Short task: All of the data below must be repeated exactly.

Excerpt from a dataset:

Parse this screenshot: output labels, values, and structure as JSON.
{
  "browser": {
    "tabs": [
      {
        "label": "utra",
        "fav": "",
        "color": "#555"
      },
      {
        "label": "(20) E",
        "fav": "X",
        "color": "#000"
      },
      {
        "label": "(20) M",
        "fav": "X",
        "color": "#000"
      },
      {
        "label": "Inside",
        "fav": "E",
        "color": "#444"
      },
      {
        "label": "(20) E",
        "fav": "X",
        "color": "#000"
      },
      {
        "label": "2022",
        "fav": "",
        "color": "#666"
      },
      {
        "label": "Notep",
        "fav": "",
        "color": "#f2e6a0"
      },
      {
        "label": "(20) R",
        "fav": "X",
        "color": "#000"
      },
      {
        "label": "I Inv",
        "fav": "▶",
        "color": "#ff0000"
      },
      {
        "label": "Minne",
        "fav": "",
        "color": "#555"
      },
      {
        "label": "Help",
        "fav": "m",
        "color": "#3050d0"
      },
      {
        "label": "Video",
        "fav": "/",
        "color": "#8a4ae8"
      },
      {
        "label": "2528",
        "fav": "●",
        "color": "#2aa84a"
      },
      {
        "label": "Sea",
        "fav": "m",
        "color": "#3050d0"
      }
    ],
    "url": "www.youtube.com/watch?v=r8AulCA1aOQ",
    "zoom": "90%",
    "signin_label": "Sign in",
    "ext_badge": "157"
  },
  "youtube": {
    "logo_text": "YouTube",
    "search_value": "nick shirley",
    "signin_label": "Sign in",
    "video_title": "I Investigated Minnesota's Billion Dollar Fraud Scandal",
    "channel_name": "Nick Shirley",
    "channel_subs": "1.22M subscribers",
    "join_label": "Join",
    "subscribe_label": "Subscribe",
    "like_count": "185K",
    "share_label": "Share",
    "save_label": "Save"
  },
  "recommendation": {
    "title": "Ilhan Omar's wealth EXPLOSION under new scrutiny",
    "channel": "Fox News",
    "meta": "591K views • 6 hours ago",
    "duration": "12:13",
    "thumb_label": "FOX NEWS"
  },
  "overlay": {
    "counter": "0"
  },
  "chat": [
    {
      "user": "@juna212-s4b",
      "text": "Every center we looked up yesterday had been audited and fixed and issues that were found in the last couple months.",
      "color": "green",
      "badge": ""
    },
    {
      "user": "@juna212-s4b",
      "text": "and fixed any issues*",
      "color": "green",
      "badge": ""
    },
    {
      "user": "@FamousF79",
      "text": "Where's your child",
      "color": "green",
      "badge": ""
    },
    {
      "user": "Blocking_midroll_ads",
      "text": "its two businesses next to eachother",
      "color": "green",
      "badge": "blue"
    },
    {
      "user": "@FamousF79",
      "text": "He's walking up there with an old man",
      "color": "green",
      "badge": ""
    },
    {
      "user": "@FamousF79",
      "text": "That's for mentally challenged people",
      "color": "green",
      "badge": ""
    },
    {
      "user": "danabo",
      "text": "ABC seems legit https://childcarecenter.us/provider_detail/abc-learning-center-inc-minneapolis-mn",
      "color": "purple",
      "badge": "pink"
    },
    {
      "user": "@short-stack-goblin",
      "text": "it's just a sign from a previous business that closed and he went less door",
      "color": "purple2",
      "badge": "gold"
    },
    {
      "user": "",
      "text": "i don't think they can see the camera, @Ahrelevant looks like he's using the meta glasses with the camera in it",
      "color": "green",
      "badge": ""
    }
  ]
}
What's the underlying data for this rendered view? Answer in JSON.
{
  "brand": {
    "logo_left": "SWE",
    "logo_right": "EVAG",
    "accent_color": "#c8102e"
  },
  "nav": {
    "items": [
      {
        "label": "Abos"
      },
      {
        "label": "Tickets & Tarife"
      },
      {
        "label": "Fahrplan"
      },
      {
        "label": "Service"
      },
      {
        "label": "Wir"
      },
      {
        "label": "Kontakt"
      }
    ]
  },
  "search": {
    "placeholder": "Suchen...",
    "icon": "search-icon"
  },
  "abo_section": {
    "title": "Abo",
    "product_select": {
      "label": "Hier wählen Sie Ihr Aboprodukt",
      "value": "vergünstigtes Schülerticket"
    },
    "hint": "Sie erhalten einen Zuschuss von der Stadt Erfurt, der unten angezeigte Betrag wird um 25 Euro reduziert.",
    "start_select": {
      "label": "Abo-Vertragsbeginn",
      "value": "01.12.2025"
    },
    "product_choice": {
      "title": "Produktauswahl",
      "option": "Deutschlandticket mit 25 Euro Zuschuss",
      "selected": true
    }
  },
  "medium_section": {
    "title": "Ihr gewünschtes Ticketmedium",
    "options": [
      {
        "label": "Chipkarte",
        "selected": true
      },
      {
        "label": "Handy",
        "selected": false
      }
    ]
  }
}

Exercise result:
Parse this screenshot: output labels, values, and structure as JSON.
{
  "browser": {
    "tabs": [
      {
        "label": "utra",
        "fav": "",
        "color": "#555"
      },
      {
        "label": "(20) E",
        "fav": "X",
        "color": "#000"
      },
      {
        "label": "(20) M",
        "fav": "X",
        "color": "#000"
      },
      {
        "label": "Inside",
        "fav": "E",
        "color": "#444"
      },
      {
        "label": "(20) E",
        "fav": "X",
        "color": "#000"
      },
      {
        "label": "2022",
        "fav": "",
        "color": "#666"
      },
      {
        "label": "Notep",
        "fav": "",
        "color": "#f2e6a0"
      },
      {
        "label": "(20) R",
        "fav": "X",
        "color": "#000"
      },
      {
        "label": "I Inv",
        "fav": "▶",
        "color": "#ff0000"
      },
      {
        "label": "Minne",
        "fav": "",
        "color": "#555"
      },
      {
        "label": "Help",
        "fav": "m",
        "color": "#3050d0"
      },
      {
        "label": "Video",
        "fav": "/",
        "color": "#8a4ae8"
      },
      {
        "label": "2528",
        "fav": "●",
        "color": "#2aa84a"
      },
      {
        "label": "Sea",
        "fav": "m",
        "color": "#3050d0"
      }
    ],
    "url": "www.youtube.com/watch?v=r8AulCA1aOQ",
    "zoom": "90%",
    "signin_label": "Sign in",
    "ext_badge": "157"
  },
  "youtube": {
    "logo_text": "YouTube",
    "search_value": "nick shirley",
    "signin_label": "Sign in",
    "video_title": "I Investigated Minnesota's Billion Dollar Fraud Scandal",
    "channel_name": "Nick Shirley",
    "channel_subs": "1.22M subscribers",
    "join_label": "Join",
    "subscribe_label": "Subscribe",
    "like_count": "185K",
    "share_label": "Share",
    "save_label": "Save"
  },
  "recommendation": {
    "title": "Ilhan Omar's wealth EXPLOSION under new scrutiny",
    "channel": "Fox News",
    "meta": "591K views • 6 hours ago",
    "duration": "12:13",
    "thumb_label": "FOX NEWS"
  },
  "overlay": {
    "counter": "0"
  },
  "chat": [
    {
      "user": "@juna212-s4b",
      "text": "Every center we looked up yesterday had been audited and fixed and issues that were found in the last couple months.",
      "color": "green",
      "badge": ""
    },
    {
      "user": "@juna212-s4b",
      "text": "and fixed any issues*",
      "color": "green",
      "badge": ""
    },
    {
      "user": "@FamousF79",
      "text": "Where's your child",
      "color": "green",
      "badge": ""
    },
    {
      "user": "Blocking_midroll_ads",
      "text": "its two businesses next to eachother",
      "color": "green",
      "badge": "blue"
    },
    {
      "user": "@FamousF79",
      "text": "He's walking up there with an old man",
      "color": "green",
      "badge": ""
    },
    {
      "user": "@FamousF79",
      "text": "That's for mentally challenged people",
      "color": "green",
      "badge": ""
    },
    {
      "user": "danabo",
      "text": "ABC seems legit https://childcarecenter.us/provider_detail/abc-learning-center-inc-minneapolis-mn",
      "color": "purple",
      "badge": "pink"
    },
    {
      "user": "@short-stack-goblin",
      "text": "it's just a sign from a previous business that closed and he went less door",
      "color": "purple2",
      "badge": "gold"
    },
    {
      "user": "",
      "text": "i don't think they can see the camera, @Ahrelevant looks like he's using the meta glasses with the camera in it",
      "color": "green",
      "badge": ""
    }
  ]
}
What's the underlying data for this rendered view? Answer in JSON.
{
  "brand": {
    "logo_left": "SWE",
    "logo_right": "EVAG",
    "accent_color": "#c8102e"
  },
  "nav": {
    "items": [
      {
        "label": "Abos"
      },
      {
        "label": "Tickets & Tarife"
      },
      {
        "label": "Fahrplan"
      },
      {
        "label": "Service"
      },
      {
        "label": "Wir"
      },
      {
        "label": "Kontakt"
      }
    ]
  },
  "search": {
    "placeholder": "Suchen...",
    "icon": "search-icon"
  },
  "abo_section": {
    "title": "Abo",
    "product_select": {
      "label": "Hier wählen Sie Ihr Aboprodukt",
      "value": "vergünstigtes Schülerticket"
    },
    "hint": "Sie erhalten einen Zuschuss von der Stadt Erfurt, der unten angezeigte Betrag wird um 25 Euro reduziert.",
    "start_select": {
      "label": "Abo-Vertragsbeginn",
      "value": "01.12.2025"
    },
    "product_choice": {
      "title": "Produktauswahl",
      "option": "Deutschlandticket mit 25 Euro Zuschuss",
      "selected": true
    }
  },
  "medium_section": {
    "title": "Ihr gewünschtes Ticketmedium",
    "options": [
      {
        "label": "Chipkarte",
        "selected": true
      },
      {
        "label": "Handy",
        "selected": false
      }
    ]
  }
}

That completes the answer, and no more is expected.